▶ Brief
Beneath this task is a listing; retype all of it exactly.

<<<<

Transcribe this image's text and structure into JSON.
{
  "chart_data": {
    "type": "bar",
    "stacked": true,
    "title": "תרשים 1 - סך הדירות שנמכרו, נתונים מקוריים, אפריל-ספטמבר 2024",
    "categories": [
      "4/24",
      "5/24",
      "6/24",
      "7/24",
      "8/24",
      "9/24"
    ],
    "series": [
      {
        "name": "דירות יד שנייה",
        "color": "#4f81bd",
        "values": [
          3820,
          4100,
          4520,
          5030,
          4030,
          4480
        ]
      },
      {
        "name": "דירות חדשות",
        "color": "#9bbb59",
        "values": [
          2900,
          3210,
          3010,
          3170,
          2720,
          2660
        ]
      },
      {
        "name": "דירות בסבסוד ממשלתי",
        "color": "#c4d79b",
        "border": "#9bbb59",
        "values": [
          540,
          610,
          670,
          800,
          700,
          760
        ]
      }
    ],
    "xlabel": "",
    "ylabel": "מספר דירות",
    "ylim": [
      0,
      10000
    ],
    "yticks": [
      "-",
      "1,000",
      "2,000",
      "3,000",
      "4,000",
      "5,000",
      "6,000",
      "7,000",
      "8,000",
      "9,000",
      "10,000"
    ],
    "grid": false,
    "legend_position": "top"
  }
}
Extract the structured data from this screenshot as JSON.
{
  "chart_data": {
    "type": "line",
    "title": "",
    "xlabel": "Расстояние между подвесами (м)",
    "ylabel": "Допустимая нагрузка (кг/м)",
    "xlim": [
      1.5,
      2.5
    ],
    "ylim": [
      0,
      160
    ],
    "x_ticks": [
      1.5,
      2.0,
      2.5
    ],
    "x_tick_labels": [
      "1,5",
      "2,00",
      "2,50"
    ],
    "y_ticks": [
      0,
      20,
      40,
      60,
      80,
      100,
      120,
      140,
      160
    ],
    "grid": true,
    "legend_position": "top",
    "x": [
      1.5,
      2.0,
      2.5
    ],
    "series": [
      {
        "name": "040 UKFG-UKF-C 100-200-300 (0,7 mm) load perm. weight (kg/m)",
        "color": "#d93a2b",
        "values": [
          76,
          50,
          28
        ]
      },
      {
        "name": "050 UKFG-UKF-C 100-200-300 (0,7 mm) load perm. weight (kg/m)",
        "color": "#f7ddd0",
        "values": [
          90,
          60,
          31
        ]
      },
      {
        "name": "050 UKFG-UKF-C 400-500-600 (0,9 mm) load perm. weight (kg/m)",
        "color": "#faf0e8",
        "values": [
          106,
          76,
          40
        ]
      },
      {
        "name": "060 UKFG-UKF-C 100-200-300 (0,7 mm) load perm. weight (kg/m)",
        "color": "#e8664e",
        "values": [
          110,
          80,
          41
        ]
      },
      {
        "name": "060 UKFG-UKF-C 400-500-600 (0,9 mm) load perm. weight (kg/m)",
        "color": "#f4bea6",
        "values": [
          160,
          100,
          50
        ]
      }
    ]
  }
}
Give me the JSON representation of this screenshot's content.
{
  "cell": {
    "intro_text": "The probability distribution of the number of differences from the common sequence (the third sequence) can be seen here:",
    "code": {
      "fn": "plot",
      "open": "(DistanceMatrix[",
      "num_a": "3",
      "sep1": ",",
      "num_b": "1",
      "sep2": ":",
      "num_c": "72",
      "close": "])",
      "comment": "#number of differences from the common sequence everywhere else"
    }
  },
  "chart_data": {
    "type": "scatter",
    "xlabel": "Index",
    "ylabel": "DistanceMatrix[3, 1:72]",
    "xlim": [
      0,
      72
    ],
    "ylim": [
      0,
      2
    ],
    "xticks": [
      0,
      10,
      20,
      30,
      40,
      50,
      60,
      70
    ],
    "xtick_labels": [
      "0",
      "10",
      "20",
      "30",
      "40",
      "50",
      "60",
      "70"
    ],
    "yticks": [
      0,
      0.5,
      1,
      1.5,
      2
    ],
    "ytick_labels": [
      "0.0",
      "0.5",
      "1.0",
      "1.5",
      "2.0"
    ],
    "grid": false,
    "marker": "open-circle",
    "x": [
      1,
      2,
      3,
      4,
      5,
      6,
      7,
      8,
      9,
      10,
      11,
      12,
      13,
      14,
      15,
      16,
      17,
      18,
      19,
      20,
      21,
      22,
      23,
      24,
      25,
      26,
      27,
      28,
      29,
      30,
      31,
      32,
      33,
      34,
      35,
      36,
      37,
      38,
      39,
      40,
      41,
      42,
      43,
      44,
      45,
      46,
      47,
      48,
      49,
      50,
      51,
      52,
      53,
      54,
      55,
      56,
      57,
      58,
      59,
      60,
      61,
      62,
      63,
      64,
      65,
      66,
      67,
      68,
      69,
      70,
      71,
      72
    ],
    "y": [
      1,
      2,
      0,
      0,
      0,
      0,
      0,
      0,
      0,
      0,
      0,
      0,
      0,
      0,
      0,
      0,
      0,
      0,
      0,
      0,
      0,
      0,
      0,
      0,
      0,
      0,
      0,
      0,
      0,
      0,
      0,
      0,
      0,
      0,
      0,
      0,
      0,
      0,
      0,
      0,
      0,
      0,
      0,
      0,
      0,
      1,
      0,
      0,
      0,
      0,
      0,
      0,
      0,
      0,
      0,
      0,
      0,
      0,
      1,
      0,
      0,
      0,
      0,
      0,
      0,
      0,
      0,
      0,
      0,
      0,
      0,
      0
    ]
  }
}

>>>>

▶ Output for this task
Transcribe this image's text and structure into JSON.
{
  "chart_data": {
    "type": "bar",
    "stacked": true,
    "title": "תרשים 1 - סך הדירות שנמכרו, נתונים מקוריים, אפריל-ספטמבר 2024",
    "categories": [
      "4/24",
      "5/24",
      "6/24",
      "7/24",
      "8/24",
      "9/24"
    ],
    "series": [
      {
        "name": "דירות יד שנייה",
        "color": "#4f81bd",
        "values": [
          3820,
          4100,
          4520,
          5030,
          4030,
          4480
        ]
      },
      {
        "name": "דירות חדשות",
        "color": "#9bbb59",
        "values": [
          2900,
          3210,
          3010,
          3170,
          2720,
          2660
        ]
      },
      {
        "name": "דירות בסבסוד ממשלתי",
        "color": "#c4d79b",
        "border": "#9bbb59",
        "values": [
          540,
          610,
          670,
          800,
          700,
          760
        ]
      }
    ],
    "xlabel": "",
    "ylabel": "מספר דירות",
    "ylim": [
      0,
      10000
    ],
    "yticks": [
      "-",
      "1,000",
      "2,000",
      "3,000",
      "4,000",
      "5,000",
      "6,000",
      "7,000",
      "8,000",
      "9,000",
      "10,000"
    ],
    "grid": false,
    "legend_position": "top"
  }
}
Extract the structured data from this screenshot as JSON.
{
  "chart_data": {
    "type": "line",
    "title": "",
    "xlabel": "Расстояние между подвесами (м)",
    "ylabel": "Допустимая нагрузка (кг/м)",
    "xlim": [
      1.5,
      2.5
    ],
    "ylim": [
      0,
      160
    ],
    "x_ticks": [
      1.5,
      2.0,
      2.5
    ],
    "x_tick_labels": [
      "1,5",
      "2,00",
      "2,50"
    ],
    "y_ticks": [
      0,
      20,
      40,
      60,
      80,
      100,
      120,
      140,
      160
    ],
    "grid": true,
    "legend_position": "top",
    "x": [
      1.5,
      2.0,
      2.5
    ],
    "series": [
      {
        "name": "040 UKFG-UKF-C 100-200-300 (0,7 mm) load perm. weight (kg/m)",
        "color": "#d93a2b",
        "values": [
          76,
          50,
          28
        ]
      },
      {
        "name": "050 UKFG-UKF-C 100-200-300 (0,7 mm) load perm. weight (kg/m)",
        "color": "#f7ddd0",
        "values": [
          90,
          60,
          31
        ]
      },
      {
        "name": "050 UKFG-UKF-C 400-500-600 (0,9 mm) load perm. weight (kg/m)",
        "color": "#faf0e8",
        "values": [
          106,
          76,
          40
        ]
      },
      {
        "name": "060 UKFG-UKF-C 100-200-300 (0,7 mm) load perm. weight (kg/m)",
        "color": "#e8664e",
        "values": [
          110,
          80,
          41
        ]
      },
      {
        "name": "060 UKFG-UKF-C 400-500-600 (0,9 mm) load perm. weight (kg/m)",
        "color": "#f4bea6",
        "values": [
          160,
          100,
          50
        ]
      }
    ]
  }
}
Give me the JSON representation of this screenshot's content.
{
  "cell": {
    "intro_text": "The probability distribution of the number of differences from the common sequence (the third sequence) can be seen here:",
    "code": {
      "fn": "plot",
      "open": "(DistanceMatrix[",
      "num_a": "3",
      "sep1": ",",
      "num_b": "1",
      "sep2": ":",
      "num_c": "72",
      "close": "])",
      "comment": "#number of differences from the common sequence everywhere else"
    }
  },
  "chart_data": {
    "type": "scatter",
    "xlabel": "Index",
    "ylabel": "DistanceMatrix[3, 1:72]",
    "xlim": [
      0,
      72
    ],
    "ylim": [
      0,
      2
    ],
    "xticks": [
      0,
      10,
      20,
      30,
      40,
      50,
      60,
      70
    ],
    "xtick_labels": [
      "0",
      "10",
      "20",
      "30",
      "40",
      "50",
      "60",
      "70"
    ],
    "yticks": [
      0,
      0.5,
      1,
      1.5,
      2
    ],
    "ytick_labels": [
      "0.0",
      "0.5",
      "1.0",
      "1.5",
      "2.0"
    ],
    "grid": false,
    "marker": "open-circle",
    "x": [
      1,
      2,
      3,
      4,
      5,
      6,
      7,
      8,
      9,
      10,
      11,
      12,
      13,
      14,
      15,
      16,
      17,
      18,
      19,
      20,
      21,
      22,
      23,
      24,
      25,
      26,
      27,
      28,
      29,
      30,
      31,
      32,
      33,
      34,
      35,
      36,
      37,
      38,
      39,
      40,
      41,
      42,
      43,
      44,
      45,
      46,
      47,
      48,
      49,
      50,
      51,
      52,
      53,
      54,
      55,
      56,
      57,
      58,
      59,
      60,
      61,
      62,
      63,
      64,
      65,
      66,
      67,
      68,
      69,
      70,
      71,
      72
    ],
    "y": [
      1,
      2,
      0,
      0,
      0,
      0,
      0,
      0,
      0,
      0,
      0,
      0,
      0,
      0,
      0,
      0,
      0,
      0,
      0,
      0,
      0,
      0,
      0,
      0,
      0,
      0,
      0,
      0,
      0,
      0,
      0,
      0,
      0,
      0,
      0,
      0,
      0,
      0,
      0,
      0,
      0,
      0,
      0,
      0,
      0,
      1,
      0,
      0,
      0,
      0,
      0,
      0,
      0,
      0,
      0,
      0,
      0,
      0,
      1,
      0,
      0,
      0,
      0,
      0,
      0,
      0,
      0,
      0,
      0,
      0,
      0,
      0
    ]
  }
}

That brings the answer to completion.